**Exercise details**
Identify each line containing the word "市委民族工作会议精神" and copy it.

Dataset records

────────

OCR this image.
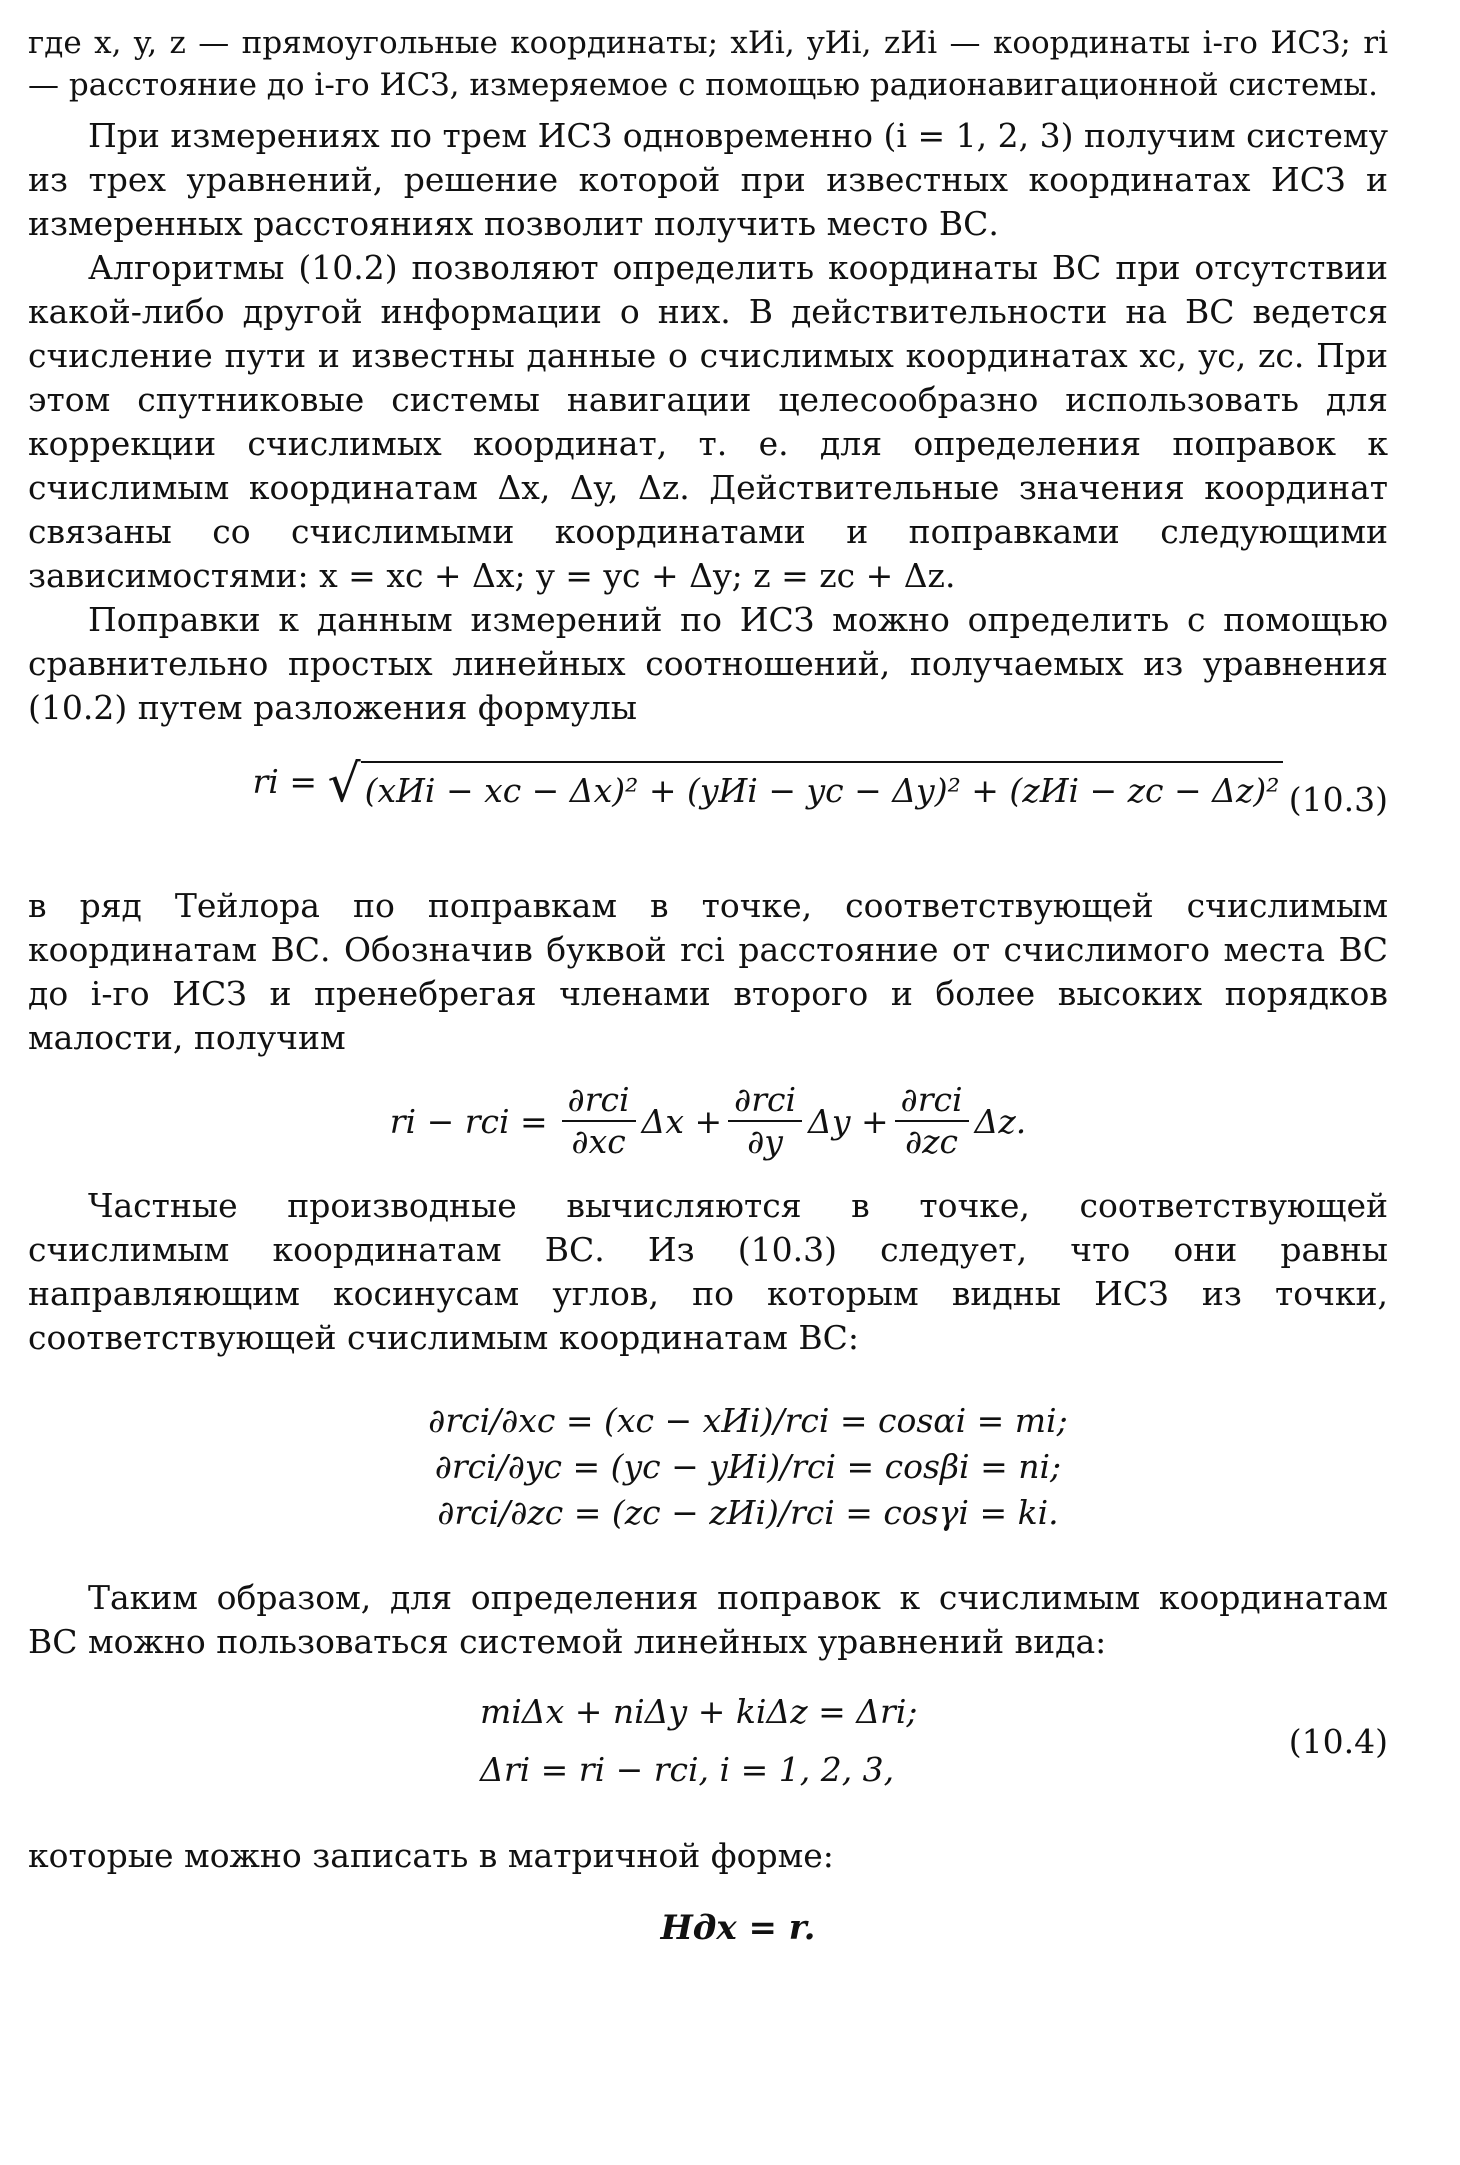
где x, y, z — прямоугольные координаты; xИi, yИi, zИi — координаты i-го ИСЗ; ri — расстояние до i-го ИСЗ, измеряемое с помощью радионавигационной системы.

При измерениях по трем ИСЗ одновременно (i = 1, 2, 3) получим систему из трех уравнений, решение которой при известных координатах ИСЗ и измеренных расстояниях позволит получить место ВС.

Алгоритмы (10.2) позволяют определить координаты ВС при отсутствии какой-либо другой информации о них. В действительности на ВС ведется счисление пути и известны данные о счислимых координатах xc, yc, zc. При этом спутниковые системы навигации целесообразно использовать для коррекции счислимых координат, т. е. для определения поправок к счислимым координатам Δx, Δy, Δz. Действительные значения координат связаны со счислимыми координатами и поправками следующими зависимостями: x = xc + Δx; y = yc + Δy; z = zc + Δz.

Поправки к данным измерений по ИСЗ можно определить с помощью сравнительно простых линейных соотношений, получаемых из уравнения (10.2) путем разложения формулы

ri = √ (xИi − xc − Δx)² + (yИi − yc − Δy)² + (zИi − zc − Δz)² (10.3)

в ряд Тейлора по поправкам в точке, соответствующей счислимым координатам ВС. Обозначив буквой rci расстояние от счислимого места ВС до i-го ИСЗ и пренебрегая членами второго и более высоких порядков малости, получим

ri − rci = $\frac{\text{∂rci}}{\partial xc}$ $\Delta x + \frac{\text{∂rci}}{\partial y}$ $\Delta y + \frac{\text{∂rci}}{\partial zc} \Delta z$.

Частные производные вычисляются в точке, соответствующей счислимым координатам ВС. Из (10.3) следует, что они равны направляющим косинусам углов, по которым видны ИСЗ из точки, соответствующей счислимым координатам ВС:

∂rci/∂xc = (xc − xИi)/rci = cosαi = mi;
∂rci/∂yc = (yc − yИi)/rci = cosβi = ni;
∂rci/∂zc = (zc − zИi)/rci = cosγi = ki.

Таким образом, для определения поправок к счислимым координатам ВС можно пользоваться системой линейных уравнений вида:

miΔx + niΔy + kiΔz = Δri;
Δri = ri − rci, i = 1, 2, 3,
(10.4)

которые можно записать в матричной форме:

Hдx = r.
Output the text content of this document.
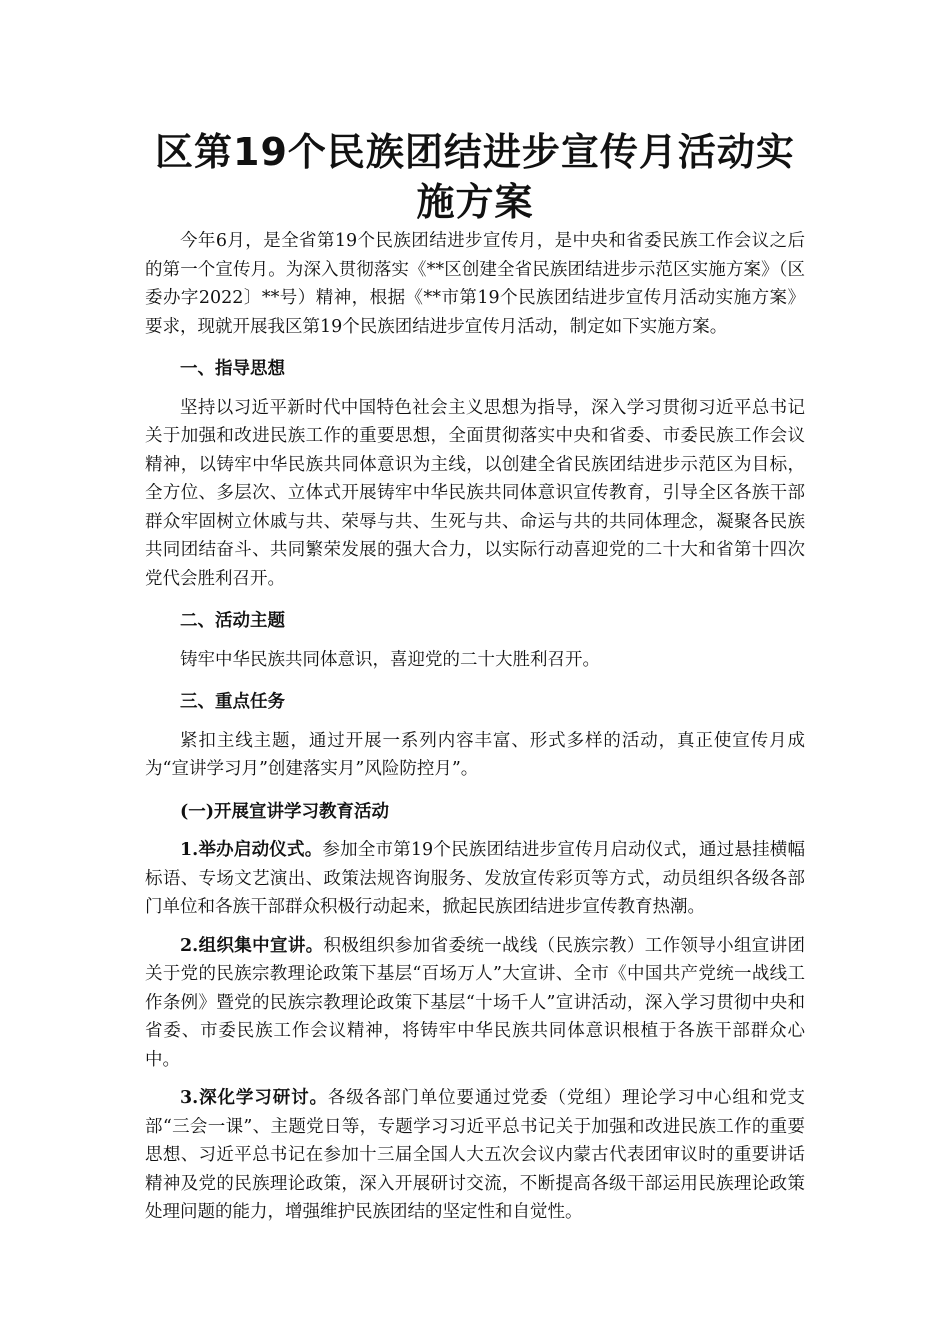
区第19个民族团结进步宣传月活动实施方案

今年6月，是全省第19个民族团结进步宣传月，是中央和省委民族工作会议之后的第一个宣传月。为深入贯彻落实《**区创建全省民族团结进步示范区实施方案》（区委办字2022〕**号）精神，根据《**市第19个民族团结进步宣传月活动实施方案》要求，现就开展我区第19个民族团结进步宣传月活动，制定如下实施方案。

一、指导思想

坚持以习近平新时代中国特色社会主义思想为指导，深入学习贯彻习近平总书记关于加强和改进民族工作的重要思想，全面贯彻落实中央和省委、市委民族工作会议精神，以铸牢中华民族共同体意识为主线，以创建全省民族团结进步示范区为目标，全方位、多层次、立体式开展铸牢中华民族共同体意识宣传教育，引导全区各族干部群众牢固树立休戚与共、荣辱与共、生死与共、命运与共的共同体理念，凝聚各民族共同团结奋斗、共同繁荣发展的强大合力，以实际行动喜迎党的二十大和省第十四次党代会胜利召开。

二、活动主题

铸牢中华民族共同体意识，喜迎党的二十大胜利召开。

三、重点任务

紧扣主线主题，通过开展一系列内容丰富、形式多样的活动，真正使宣传月成为“宣讲学习月”创建落实月”风险防控月”。

(一)开展宣讲学习教育活动

1.举办启动仪式。参加全市第19个民族团结进步宣传月启动仪式，通过悬挂横幅标语、专场文艺演出、政策法规咨询服务、发放宣传彩页等方式，动员组织各级各部门单位和各族干部群众积极行动起来，掀起民族团结进步宣传教育热潮。

2.组织集中宣讲。积极组织参加省委统一战线（民族宗教）工作领导小组宣讲团关于党的民族宗教理论政策下基层“百场万人”大宣讲、全市《中国共产党统一战线工作条例》暨党的民族宗教理论政策下基层“十场千人”宣讲活动，深入学习贯彻中央和省委、市委民族工作会议精神，将铸牢中华民族共同体意识根植于各族干部群众心中。

3.深化学习研讨。各级各部门单位要通过党委（党组）理论学习中心组和党支部“三会一课”、主题党日等，专题学习习近平总书记关于加强和改进民族工作的重要思想、习近平总书记在参加十三届全国人大五次会议内蒙古代表团审议时的重要讲话精神及党的民族理论政策，深入开展研讨交流，不断提高各级干部运用民族理论政策处理问题的能力，增强维护民族团结的坚定性和自觉性。
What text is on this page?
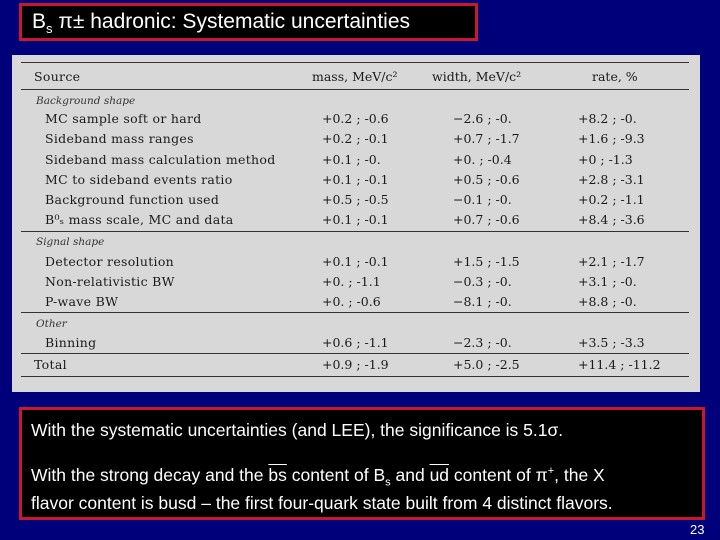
$B_s$ π± hadronic: Systematic uncertainties
Source	mass, MeV/c²	width, MeV/c²	rate, %
Background shape
MC sample soft or hard	+0.2 ; -0.6	−2.6 ; -0.	+8.2 ; -0.
Sideband mass ranges	+0.2 ; -0.1	+0.7 ; -1.7	+1.6 ; -9.3
Sideband mass calculation method	+0.1 ; -0.	+0. ; -0.4	+0 ; -1.3
MC to sideband events ratio	+0.1 ; -0.1	+0.5 ; -0.6	+2.8 ; -3.1
Background function used	+0.5 ; -0.5	−0.1 ; -0.	+0.2 ; -1.1
B⁰ₛ mass scale, MC and data	+0.1 ; -0.1	+0.7 ; -0.6	+8.4 ; -3.6
Signal shape
Detector resolution	+0.1 ; -0.1	+1.5 ; -1.5	+2.1 ; -1.7
Non-relativistic BW	+0. ; -1.1	−0.3 ; -0.	+3.1 ; -0.
P-wave BW	+0. ; -0.6	−8.1 ; -0.	+8.8 ; -0.
Other
Binning	+0.6 ; -1.1	−2.3 ; -0.	+3.5 ; -3.3
Total	+0.9 ; -1.9	+5.0 ; -2.5	+11.4 ; -11.2

With the systematic uncertainties (and LEE), the significance is 5.1σ.

With the strong decay and the $\overline{bs}$ content of $B_s$ and $\overline{ud}$ content of π+, the X

flavor content is busd – the first four-quark state built from 4 distinct flavors.

23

────────

**Task result**
坚持以习近平新时代中国特色社会主义思想为指导，深入学习贯彻习近平总书记关于加强和改进民族工作的重要思想，全面贯彻落实中央和省委、市委民族工作会议精神，以铸牢中华民族共同体意识为主线，以创建全省民族团结进步示范区为目标，全方位、多层次、立体式开展铸牢中华民族共同体意识宣传教育，引导全区各族干部群众牢固树立休戚与共、荣辱与共、生死与共、命运与共的共同体理念，凝聚各民族共同团结奋斗、共同繁荣发展的强大合力，以实际行动喜迎党的二十大和省第十四次党代会胜利召开。
2.组织集中宣讲。积极组织参加省委统一战线（民族宗教）工作领导小组宣讲团关于党的民族宗教理论政策下基层“百场万人”大宣讲、全市《中国共产党统一战线工作条例》暨党的民族宗教理论政策下基层“十场千人”宣讲活动，深入学习贯彻中央和省委、市委民族工作会议精神，将铸牢中华民族共同体意识根植于各族干部群众心中。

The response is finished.